DOCUMENT TEXT.
Für eine weitere Beurteilung erscheinen prospektive Untersuchungen nach einem festgelegten Protokoll dringend erforderlich, da nur so ein verbindliches diagnostisches und therapeutisches Vorgehen erreicht werden kann.
Kurzfassung auf Englisch: Retroperitoneal fibrosis or M. Ormond is a rare disease. Therefore, publications on diagnostics and therapy are mostly based on case reports or retrospective studies of small patient collectives. Studies of large patient collectives that were diagnosed and treated following unified principles or even randomized prospective trials have not been published. Accordingly, no clear, distinct and authoritative principles for diagnosis and therapy (guidelines) are existent today.
The purpose of our - also retrospective analysis - was to evaluate whether the applied diagnostic methods, particularly MRI, allow an early statement on the course of the disease or its prognosis and to find out which therapeutic options are reasonable. The analysis refers to 22 own patients with a histologically verified M. Ormond treated in the timeframe from 1994 to 2007 in the Department of Urology, Paediatric Urology, and Andrology of the University of Gießen and Marburg.
A total of more than 700 health files of patients that were treated because of the ICD-Code N 13.5 in the respective timeframe mentioned above were analyzed for the presence of M. Ormond. 22 patients with a median age of 52.6 years (range: 21 – 74 years) presented with a histologically verified M. Ormond. 13 patients (59%) were female. The data of these patients were collected by usage of a relational database (Microsoft Access) via a specially designed data form.
The female patients in our collective with a median age of 49 years were remarkably younger than the male patients with a median age of 58 years (p<0.049). The most common cause for the first appearance of these patients was pain, followed by urinary tract infections in different degrees of severity. The most utilized diagnostic tool was sonography, followed by conventional radiography, MRI, and CT as well as dynamic and static scintigraphy of the kidneys.

STORED DATA.
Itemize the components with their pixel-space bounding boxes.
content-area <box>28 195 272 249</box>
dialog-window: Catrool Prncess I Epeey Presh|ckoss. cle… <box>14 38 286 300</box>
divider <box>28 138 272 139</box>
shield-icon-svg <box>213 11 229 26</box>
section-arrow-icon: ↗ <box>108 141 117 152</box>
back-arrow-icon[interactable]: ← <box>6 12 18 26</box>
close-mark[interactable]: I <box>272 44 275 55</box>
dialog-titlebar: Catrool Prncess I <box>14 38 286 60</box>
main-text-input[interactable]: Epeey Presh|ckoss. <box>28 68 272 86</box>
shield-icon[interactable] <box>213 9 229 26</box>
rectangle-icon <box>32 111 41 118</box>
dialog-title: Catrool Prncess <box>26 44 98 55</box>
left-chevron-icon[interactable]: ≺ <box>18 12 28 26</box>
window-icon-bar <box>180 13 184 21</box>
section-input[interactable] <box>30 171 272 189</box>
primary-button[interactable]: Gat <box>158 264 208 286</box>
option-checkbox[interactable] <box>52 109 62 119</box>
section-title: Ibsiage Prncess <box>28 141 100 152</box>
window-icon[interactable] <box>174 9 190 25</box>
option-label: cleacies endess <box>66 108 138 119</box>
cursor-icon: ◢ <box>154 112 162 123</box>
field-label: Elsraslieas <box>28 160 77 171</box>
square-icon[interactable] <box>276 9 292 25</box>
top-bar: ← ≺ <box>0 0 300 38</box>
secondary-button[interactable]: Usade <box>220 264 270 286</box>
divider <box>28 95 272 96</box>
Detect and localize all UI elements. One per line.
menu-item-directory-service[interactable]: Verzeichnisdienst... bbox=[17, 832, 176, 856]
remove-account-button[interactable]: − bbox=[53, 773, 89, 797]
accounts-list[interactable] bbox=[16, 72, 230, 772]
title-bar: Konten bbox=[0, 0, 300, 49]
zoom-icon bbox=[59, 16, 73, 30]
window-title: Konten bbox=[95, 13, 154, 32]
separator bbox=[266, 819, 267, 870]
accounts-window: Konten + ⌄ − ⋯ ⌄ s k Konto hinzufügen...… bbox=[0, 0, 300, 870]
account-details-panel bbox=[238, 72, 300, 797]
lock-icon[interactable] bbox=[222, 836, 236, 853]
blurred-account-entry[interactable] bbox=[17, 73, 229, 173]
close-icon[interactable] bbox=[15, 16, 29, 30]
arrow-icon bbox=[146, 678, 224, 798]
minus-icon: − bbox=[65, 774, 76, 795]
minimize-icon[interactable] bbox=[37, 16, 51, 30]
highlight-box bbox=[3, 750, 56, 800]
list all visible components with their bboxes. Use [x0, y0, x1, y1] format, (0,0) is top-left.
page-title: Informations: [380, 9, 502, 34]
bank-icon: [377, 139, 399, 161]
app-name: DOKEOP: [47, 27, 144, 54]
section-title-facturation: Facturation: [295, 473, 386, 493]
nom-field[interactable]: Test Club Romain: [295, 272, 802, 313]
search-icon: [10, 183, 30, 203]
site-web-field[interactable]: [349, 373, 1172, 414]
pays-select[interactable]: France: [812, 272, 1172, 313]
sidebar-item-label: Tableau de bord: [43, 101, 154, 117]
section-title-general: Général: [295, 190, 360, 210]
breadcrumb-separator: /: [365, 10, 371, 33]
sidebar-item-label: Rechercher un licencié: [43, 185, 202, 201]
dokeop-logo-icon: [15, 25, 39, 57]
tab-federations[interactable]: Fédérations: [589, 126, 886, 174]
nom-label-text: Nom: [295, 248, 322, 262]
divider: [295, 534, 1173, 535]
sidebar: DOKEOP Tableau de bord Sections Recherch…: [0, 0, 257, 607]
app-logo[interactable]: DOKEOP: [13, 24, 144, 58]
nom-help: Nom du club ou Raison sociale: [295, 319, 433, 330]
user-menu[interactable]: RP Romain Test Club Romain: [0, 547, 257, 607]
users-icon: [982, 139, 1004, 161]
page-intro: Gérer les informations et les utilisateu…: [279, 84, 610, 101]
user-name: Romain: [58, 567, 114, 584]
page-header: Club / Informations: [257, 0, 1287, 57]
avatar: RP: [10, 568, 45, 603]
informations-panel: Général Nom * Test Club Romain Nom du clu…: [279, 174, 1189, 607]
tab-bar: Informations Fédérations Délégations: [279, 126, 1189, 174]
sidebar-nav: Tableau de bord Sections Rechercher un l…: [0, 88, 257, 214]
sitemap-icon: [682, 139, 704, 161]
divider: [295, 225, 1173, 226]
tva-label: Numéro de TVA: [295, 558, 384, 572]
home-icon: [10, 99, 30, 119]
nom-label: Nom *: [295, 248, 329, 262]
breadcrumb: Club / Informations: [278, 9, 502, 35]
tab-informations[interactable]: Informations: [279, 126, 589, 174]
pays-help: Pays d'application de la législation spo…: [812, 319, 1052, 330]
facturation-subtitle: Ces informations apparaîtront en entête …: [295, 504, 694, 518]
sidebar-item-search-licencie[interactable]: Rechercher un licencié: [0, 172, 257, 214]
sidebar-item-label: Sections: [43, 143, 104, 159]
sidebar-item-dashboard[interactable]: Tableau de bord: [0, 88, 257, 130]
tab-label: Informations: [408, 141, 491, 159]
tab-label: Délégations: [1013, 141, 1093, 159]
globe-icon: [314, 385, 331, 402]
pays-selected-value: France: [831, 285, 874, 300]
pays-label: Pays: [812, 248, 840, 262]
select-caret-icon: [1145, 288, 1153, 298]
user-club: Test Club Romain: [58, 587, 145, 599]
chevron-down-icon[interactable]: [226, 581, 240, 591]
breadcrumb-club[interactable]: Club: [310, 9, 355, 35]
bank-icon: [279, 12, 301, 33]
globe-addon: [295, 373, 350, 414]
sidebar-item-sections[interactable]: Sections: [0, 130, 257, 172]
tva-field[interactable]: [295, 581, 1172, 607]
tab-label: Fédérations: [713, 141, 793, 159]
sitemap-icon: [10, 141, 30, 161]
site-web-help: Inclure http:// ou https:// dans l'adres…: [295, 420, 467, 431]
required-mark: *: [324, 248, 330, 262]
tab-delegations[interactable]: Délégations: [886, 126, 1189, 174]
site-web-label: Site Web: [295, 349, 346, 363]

DIRECTIONS.
Continue the text on retroperitoneal fibrosis (M. Ormond) from its last sentence.

EXPECTED ANSWER.
The most remarkable result of the analysis of the applied diagnostics was that those patients who needed a surgical intervention in the course of treatment had a degree of hydronephrosis increased by one unit in the initial sonography compared to those patients treated conservatively (p<0.028).
All other applied diagnostics did not show significant differences. MRI showed to be superior compared with CT- Scans in the estimation of the therapeutical success after the treatment with steroids.
Multiple application of single procedures (in one case 8 MRIs) did not make prognostic statements more accurate.
In the conservative therapy a general preference for steroid-therapy that was applied singularly, adjuvant, or neoadjuvant was shown.
The analysis conducted by us suggested the following procedure presumed M. Ormond:
Aside sonography, basic diagnostics includes MRI in order to detect inflammatory activity. Before therapy with steroids and accompanying it, the basic diagnostic procedure is to be performed after a defined scheme. Eventually, additional steps, e.g. insertion of a double-J-stent in case of significant urinary tract obstruction or in case of relevant clinical symptoms need to be taken.
After 3 months a basic diagnostic (MRI with contrast) has to be conducted to decide on further therapy (early surgical intervention or conservative therapy).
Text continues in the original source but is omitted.